* [Instruction]
Copy each line of the data below exactly, leaving out pictures.

* [Material shown]

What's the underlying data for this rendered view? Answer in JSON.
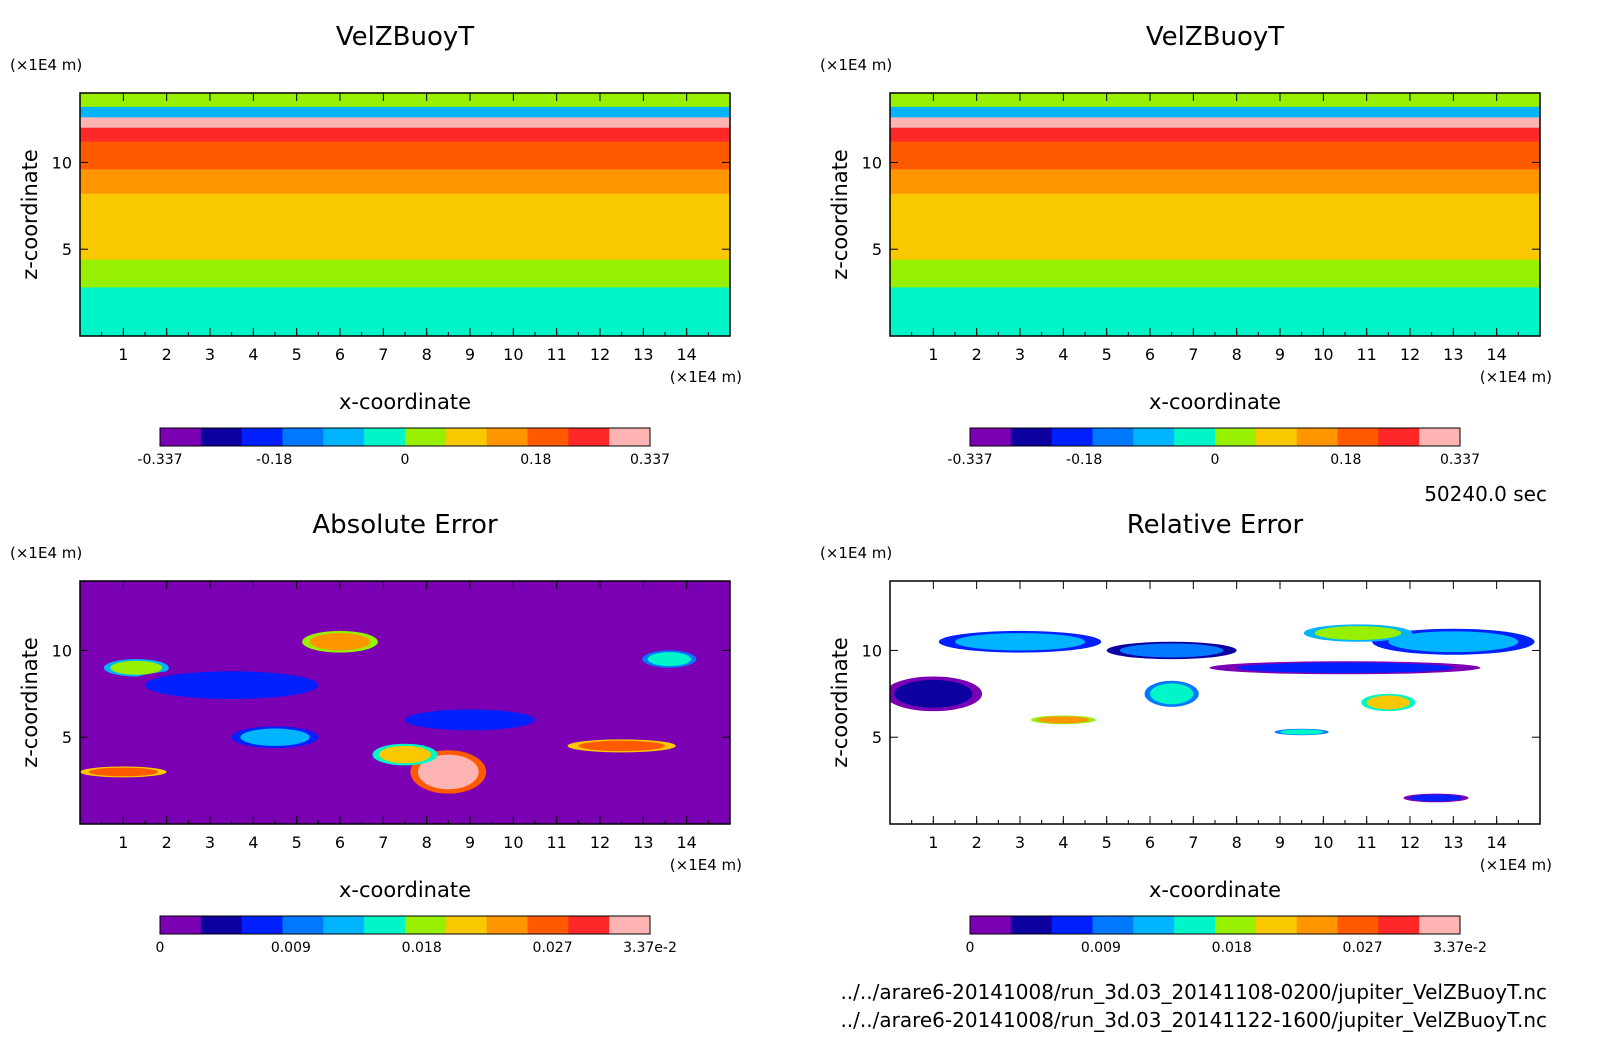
{
  "colors": {
    "levels": [
      "#7b00b4",
      "#0c00a0",
      "#0020ff",
      "#0078ff",
      "#00b4ff",
      "#00f5c8",
      "#96f000",
      "#fac800",
      "#ff9600",
      "#ff5a00",
      "#ff2828",
      "#ffb4b4"
    ]
  },
  "chart_data": [
    {
      "type": "heatmap",
      "title": "VelZBuoyT",
      "xlabel": "x-coordinate",
      "ylabel": "z-coordinate",
      "x_unit": "(×1E4 m)",
      "y_unit": "(×1E4 m)",
      "xlim": [
        0,
        15
      ],
      "ylim": [
        0,
        14
      ],
      "x_ticks": [
        "1",
        "2",
        "3",
        "4",
        "5",
        "6",
        "7",
        "8",
        "9",
        "10",
        "11",
        "12",
        "13",
        "14"
      ],
      "y_ticks": [
        "5",
        "10"
      ],
      "colorbar": {
        "min": -0.337,
        "max": 0.337,
        "labels": [
          "-0.337",
          "-0.18",
          "0",
          "0.18",
          "0.337"
        ]
      },
      "bands": [
        {
          "z_top": 14.0,
          "level": 6
        },
        {
          "z_top": 13.2,
          "level": 4
        },
        {
          "z_top": 12.6,
          "level": 11
        },
        {
          "z_top": 12.0,
          "level": 10
        },
        {
          "z_top": 11.2,
          "level": 9
        },
        {
          "z_top": 9.6,
          "level": 8
        },
        {
          "z_top": 8.2,
          "level": 7
        },
        {
          "z_top": 4.4,
          "level": 6
        },
        {
          "z_top": 2.8,
          "level": 5
        }
      ]
    },
    {
      "type": "heatmap",
      "title": "VelZBuoyT",
      "xlabel": "x-coordinate",
      "ylabel": "z-coordinate",
      "x_unit": "(×1E4 m)",
      "y_unit": "(×1E4 m)",
      "xlim": [
        0,
        15
      ],
      "ylim": [
        0,
        14
      ],
      "x_ticks": [
        "1",
        "2",
        "3",
        "4",
        "5",
        "6",
        "7",
        "8",
        "9",
        "10",
        "11",
        "12",
        "13",
        "14"
      ],
      "y_ticks": [
        "5",
        "10"
      ],
      "colorbar": {
        "min": -0.337,
        "max": 0.337,
        "labels": [
          "-0.337",
          "-0.18",
          "0",
          "0.18",
          "0.337"
        ]
      },
      "bands": [
        {
          "z_top": 14.0,
          "level": 6
        },
        {
          "z_top": 13.2,
          "level": 4
        },
        {
          "z_top": 12.6,
          "level": 11
        },
        {
          "z_top": 12.0,
          "level": 10
        },
        {
          "z_top": 11.2,
          "level": 9
        },
        {
          "z_top": 9.6,
          "level": 8
        },
        {
          "z_top": 8.2,
          "level": 7
        },
        {
          "z_top": 4.4,
          "level": 6
        },
        {
          "z_top": 2.8,
          "level": 5
        }
      ]
    },
    {
      "type": "heatmap",
      "title": "Absolute Error",
      "xlabel": "x-coordinate",
      "ylabel": "z-coordinate",
      "x_unit": "(×1E4 m)",
      "y_unit": "(×1E4 m)",
      "xlim": [
        0,
        15
      ],
      "ylim": [
        0,
        14
      ],
      "x_ticks": [
        "1",
        "2",
        "3",
        "4",
        "5",
        "6",
        "7",
        "8",
        "9",
        "10",
        "11",
        "12",
        "13",
        "14"
      ],
      "y_ticks": [
        "5",
        "10"
      ],
      "colorbar": {
        "min": 0,
        "max": 0.0337,
        "labels": [
          "0",
          "0.009",
          "0.018",
          "0.027",
          "3.37e-2"
        ]
      },
      "background_level": 0,
      "blobs": [
        {
          "x": 8.5,
          "z": 3.0,
          "rx": 0.7,
          "rz": 1.0,
          "level": 11
        },
        {
          "x": 12.5,
          "z": 4.5,
          "rx": 1.0,
          "rz": 0.3,
          "level": 9
        },
        {
          "x": 1.0,
          "z": 3.0,
          "rx": 0.8,
          "rz": 0.25,
          "level": 9
        },
        {
          "x": 6.0,
          "z": 10.5,
          "rx": 0.7,
          "rz": 0.5,
          "level": 8
        },
        {
          "x": 1.3,
          "z": 9.0,
          "rx": 0.6,
          "rz": 0.4,
          "level": 6
        },
        {
          "x": 7.5,
          "z": 4.0,
          "rx": 0.6,
          "rz": 0.5,
          "level": 7
        },
        {
          "x": 13.6,
          "z": 9.5,
          "rx": 0.5,
          "rz": 0.4,
          "level": 5
        },
        {
          "x": 4.5,
          "z": 5.0,
          "rx": 0.8,
          "rz": 0.5,
          "level": 4
        },
        {
          "x": 9.0,
          "z": 6.0,
          "rx": 1.5,
          "rz": 0.6,
          "level": 2
        },
        {
          "x": 3.5,
          "z": 8.0,
          "rx": 2.0,
          "rz": 0.8,
          "level": 2
        }
      ]
    },
    {
      "type": "heatmap",
      "title": "Relative Error",
      "xlabel": "x-coordinate",
      "ylabel": "z-coordinate",
      "x_unit": "(×1E4 m)",
      "y_unit": "(×1E4 m)",
      "xlim": [
        0,
        15
      ],
      "ylim": [
        0,
        14
      ],
      "x_ticks": [
        "1",
        "2",
        "3",
        "4",
        "5",
        "6",
        "7",
        "8",
        "9",
        "10",
        "11",
        "12",
        "13",
        "14"
      ],
      "y_ticks": [
        "5",
        "10"
      ],
      "colorbar": {
        "min": 0,
        "max": 0.0337,
        "labels": [
          "0",
          "0.009",
          "0.018",
          "0.027",
          "3.37e-2"
        ]
      },
      "background_level": -1,
      "blobs": [
        {
          "x": 1.0,
          "z": 7.5,
          "rx": 0.9,
          "rz": 0.8,
          "level": 1
        },
        {
          "x": 3.0,
          "z": 10.5,
          "rx": 1.5,
          "rz": 0.5,
          "level": 4
        },
        {
          "x": 6.5,
          "z": 10.0,
          "rx": 1.2,
          "rz": 0.4,
          "level": 3
        },
        {
          "x": 10.5,
          "z": 9.0,
          "rx": 2.5,
          "rz": 0.3,
          "level": 2
        },
        {
          "x": 13.0,
          "z": 10.5,
          "rx": 1.5,
          "rz": 0.6,
          "level": 4
        },
        {
          "x": 10.8,
          "z": 11.0,
          "rx": 1.0,
          "rz": 0.4,
          "level": 6
        },
        {
          "x": 6.5,
          "z": 7.5,
          "rx": 0.5,
          "rz": 0.6,
          "level": 5
        },
        {
          "x": 11.5,
          "z": 7.0,
          "rx": 0.5,
          "rz": 0.4,
          "level": 7
        },
        {
          "x": 12.6,
          "z": 1.5,
          "rx": 0.6,
          "rz": 0.2,
          "level": 2
        },
        {
          "x": 9.5,
          "z": 5.3,
          "rx": 0.5,
          "rz": 0.15,
          "level": 5
        },
        {
          "x": 4.0,
          "z": 6.0,
          "rx": 0.6,
          "rz": 0.2,
          "level": 8
        }
      ]
    }
  ],
  "time_label": "50240.0 sec",
  "files": [
    "../../arare6-20141008/run_3d.03_20141108-0200/jupiter_VelZBuoyT.nc",
    "../../arare6-20141008/run_3d.03_20141122-1600/jupiter_VelZBuoyT.nc"
  ]
}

* [Written response]
What's the underlying data for this rendered view? Answer in JSON.
{
  "colors": {
    "levels": [
      "#7b00b4",
      "#0c00a0",
      "#0020ff",
      "#0078ff",
      "#00b4ff",
      "#00f5c8",
      "#96f000",
      "#fac800",
      "#ff9600",
      "#ff5a00",
      "#ff2828",
      "#ffb4b4"
    ]
  },
  "chart_data": [
    {
      "type": "heatmap",
      "title": "VelZBuoyT",
      "xlabel": "x-coordinate",
      "ylabel": "z-coordinate",
      "x_unit": "(×1E4 m)",
      "y_unit": "(×1E4 m)",
      "xlim": [
        0,
        15
      ],
      "ylim": [
        0,
        14
      ],
      "x_ticks": [
        "1",
        "2",
        "3",
        "4",
        "5",
        "6",
        "7",
        "8",
        "9",
        "10",
        "11",
        "12",
        "13",
        "14"
      ],
      "y_ticks": [
        "5",
        "10"
      ],
      "colorbar": {
        "min": -0.337,
        "max": 0.337,
        "labels": [
          "-0.337",
          "-0.18",
          "0",
          "0.18",
          "0.337"
        ]
      },
      "bands": [
        {
          "z_top": 14.0,
          "level": 6
        },
        {
          "z_top": 13.2,
          "level": 4
        },
        {
          "z_top": 12.6,
          "level": 11
        },
        {
          "z_top": 12.0,
          "level": 10
        },
        {
          "z_top": 11.2,
          "level": 9
        },
        {
          "z_top": 9.6,
          "level": 8
        },
        {
          "z_top": 8.2,
          "level": 7
        },
        {
          "z_top": 4.4,
          "level": 6
        },
        {
          "z_top": 2.8,
          "level": 5
        }
      ]
    },
    {
      "type": "heatmap",
      "title": "VelZBuoyT",
      "xlabel": "x-coordinate",
      "ylabel": "z-coordinate",
      "x_unit": "(×1E4 m)",
      "y_unit": "(×1E4 m)",
      "xlim": [
        0,
        15
      ],
      "ylim": [
        0,
        14
      ],
      "x_ticks": [
        "1",
        "2",
        "3",
        "4",
        "5",
        "6",
        "7",
        "8",
        "9",
        "10",
        "11",
        "12",
        "13",
        "14"
      ],
      "y_ticks": [
        "5",
        "10"
      ],
      "colorbar": {
        "min": -0.337,
        "max": 0.337,
        "labels": [
          "-0.337",
          "-0.18",
          "0",
          "0.18",
          "0.337"
        ]
      },
      "bands": [
        {
          "z_top": 14.0,
          "level": 6
        },
        {
          "z_top": 13.2,
          "level": 4
        },
        {
          "z_top": 12.6,
          "level": 11
        },
        {
          "z_top": 12.0,
          "level": 10
        },
        {
          "z_top": 11.2,
          "level": 9
        },
        {
          "z_top": 9.6,
          "level": 8
        },
        {
          "z_top": 8.2,
          "level": 7
        },
        {
          "z_top": 4.4,
          "level": 6
        },
        {
          "z_top": 2.8,
          "level": 5
        }
      ]
    },
    {
      "type": "heatmap",
      "title": "Absolute Error",
      "xlabel": "x-coordinate",
      "ylabel": "z-coordinate",
      "x_unit": "(×1E4 m)",
      "y_unit": "(×1E4 m)",
      "xlim": [
        0,
        15
      ],
      "ylim": [
        0,
        14
      ],
      "x_ticks": [
        "1",
        "2",
        "3",
        "4",
        "5",
        "6",
        "7",
        "8",
        "9",
        "10",
        "11",
        "12",
        "13",
        "14"
      ],
      "y_ticks": [
        "5",
        "10"
      ],
      "colorbar": {
        "min": 0,
        "max": 0.0337,
        "labels": [
          "0",
          "0.009",
          "0.018",
          "0.027",
          "3.37e-2"
        ]
      },
      "background_level": 0,
      "blobs": [
        {
          "x": 8.5,
          "z": 3.0,
          "rx": 0.7,
          "rz": 1.0,
          "level": 11
        },
        {
          "x": 12.5,
          "z": 4.5,
          "rx": 1.0,
          "rz": 0.3,
          "level": 9
        },
        {
          "x": 1.0,
          "z": 3.0,
          "rx": 0.8,
          "rz": 0.25,
          "level": 9
        },
        {
          "x": 6.0,
          "z": 10.5,
          "rx": 0.7,
          "rz": 0.5,
          "level": 8
        },
        {
          "x": 1.3,
          "z": 9.0,
          "rx": 0.6,
          "rz": 0.4,
          "level": 6
        },
        {
          "x": 7.5,
          "z": 4.0,
          "rx": 0.6,
          "rz": 0.5,
          "level": 7
        },
        {
          "x": 13.6,
          "z": 9.5,
          "rx": 0.5,
          "rz": 0.4,
          "level": 5
        },
        {
          "x": 4.5,
          "z": 5.0,
          "rx": 0.8,
          "rz": 0.5,
          "level": 4
        },
        {
          "x": 9.0,
          "z": 6.0,
          "rx": 1.5,
          "rz": 0.6,
          "level": 2
        },
        {
          "x": 3.5,
          "z": 8.0,
          "rx": 2.0,
          "rz": 0.8,
          "level": 2
        }
      ]
    },
    {
      "type": "heatmap",
      "title": "Relative Error",
      "xlabel": "x-coordinate",
      "ylabel": "z-coordinate",
      "x_unit": "(×1E4 m)",
      "y_unit": "(×1E4 m)",
      "xlim": [
        0,
        15
      ],
      "ylim": [
        0,
        14
      ],
      "x_ticks": [
        "1",
        "2",
        "3",
        "4",
        "5",
        "6",
        "7",
        "8",
        "9",
        "10",
        "11",
        "12",
        "13",
        "14"
      ],
      "y_ticks": [
        "5",
        "10"
      ],
      "colorbar": {
        "min": 0,
        "max": 0.0337,
        "labels": [
          "0",
          "0.009",
          "0.018",
          "0.027",
          "3.37e-2"
        ]
      },
      "background_level": -1,
      "blobs": [
        {
          "x": 1.0,
          "z": 7.5,
          "rx": 0.9,
          "rz": 0.8,
          "level": 1
        },
        {
          "x": 3.0,
          "z": 10.5,
          "rx": 1.5,
          "rz": 0.5,
          "level": 4
        },
        {
          "x": 6.5,
          "z": 10.0,
          "rx": 1.2,
          "rz": 0.4,
          "level": 3
        },
        {
          "x": 10.5,
          "z": 9.0,
          "rx": 2.5,
          "rz": 0.3,
          "level": 2
        },
        {
          "x": 13.0,
          "z": 10.5,
          "rx": 1.5,
          "rz": 0.6,
          "level": 4
        },
        {
          "x": 10.8,
          "z": 11.0,
          "rx": 1.0,
          "rz": 0.4,
          "level": 6
        },
        {
          "x": 6.5,
          "z": 7.5,
          "rx": 0.5,
          "rz": 0.6,
          "level": 5
        },
        {
          "x": 11.5,
          "z": 7.0,
          "rx": 0.5,
          "rz": 0.4,
          "level": 7
        },
        {
          "x": 12.6,
          "z": 1.5,
          "rx": 0.6,
          "rz": 0.2,
          "level": 2
        },
        {
          "x": 9.5,
          "z": 5.3,
          "rx": 0.5,
          "rz": 0.15,
          "level": 5
        },
        {
          "x": 4.0,
          "z": 6.0,
          "rx": 0.6,
          "rz": 0.2,
          "level": 8
        }
      ]
    }
  ],
  "time_label": "50240.0 sec",
  "files": [
    "../../arare6-20141008/run_3d.03_20141108-0200/jupiter_VelZBuoyT.nc",
    "../../arare6-20141008/run_3d.03_20141122-1600/jupiter_VelZBuoyT.nc"
  ]
}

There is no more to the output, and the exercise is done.